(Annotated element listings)
• • • • • • •

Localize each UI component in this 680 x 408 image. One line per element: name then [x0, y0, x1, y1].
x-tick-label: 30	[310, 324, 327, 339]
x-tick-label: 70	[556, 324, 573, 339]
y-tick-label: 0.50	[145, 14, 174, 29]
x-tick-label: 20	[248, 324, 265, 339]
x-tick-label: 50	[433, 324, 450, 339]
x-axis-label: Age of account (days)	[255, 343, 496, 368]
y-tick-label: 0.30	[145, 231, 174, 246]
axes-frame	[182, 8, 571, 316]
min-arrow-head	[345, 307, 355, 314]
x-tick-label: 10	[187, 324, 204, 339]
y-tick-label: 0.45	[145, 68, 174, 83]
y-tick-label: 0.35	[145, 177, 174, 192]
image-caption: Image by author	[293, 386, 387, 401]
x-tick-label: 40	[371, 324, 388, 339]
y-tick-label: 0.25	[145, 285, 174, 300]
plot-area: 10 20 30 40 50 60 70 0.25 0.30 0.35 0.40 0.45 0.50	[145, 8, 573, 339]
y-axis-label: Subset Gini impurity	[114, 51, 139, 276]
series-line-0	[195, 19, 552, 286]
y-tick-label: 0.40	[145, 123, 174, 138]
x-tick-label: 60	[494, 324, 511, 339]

• • • • • • •

## Written request
Reproduce every line of the material above verbatim, with no alterations.

## The solution
Localize each UI component in this 680 x 408 image. One line per element: name then [x0, y0, x1, y1].
x-tick-label: 30	[310, 324, 327, 339]
x-tick-label: 70	[556, 324, 573, 339]
y-tick-label: 0.50	[145, 14, 174, 29]
x-tick-label: 20	[248, 324, 265, 339]
x-tick-label: 50	[433, 324, 450, 339]
x-axis-label: Age of account (days)	[255, 343, 496, 368]
y-tick-label: 0.30	[145, 231, 174, 246]
axes-frame	[182, 8, 571, 316]
min-arrow-head	[345, 307, 355, 314]
x-tick-label: 10	[187, 324, 204, 339]
y-tick-label: 0.45	[145, 68, 174, 83]
y-tick-label: 0.35	[145, 177, 174, 192]
image-caption: Image by author	[293, 386, 387, 401]
x-tick-label: 40	[371, 324, 388, 339]
y-tick-label: 0.25	[145, 285, 174, 300]
plot-area: 10 20 30 40 50 60 70 0.25 0.30 0.35 0.40 0.45 0.50	[145, 8, 573, 339]
y-axis-label: Subset Gini impurity	[114, 51, 139, 276]
series-line-0	[195, 19, 552, 286]
y-tick-label: 0.40	[145, 123, 174, 138]
x-tick-label: 60	[494, 324, 511, 339]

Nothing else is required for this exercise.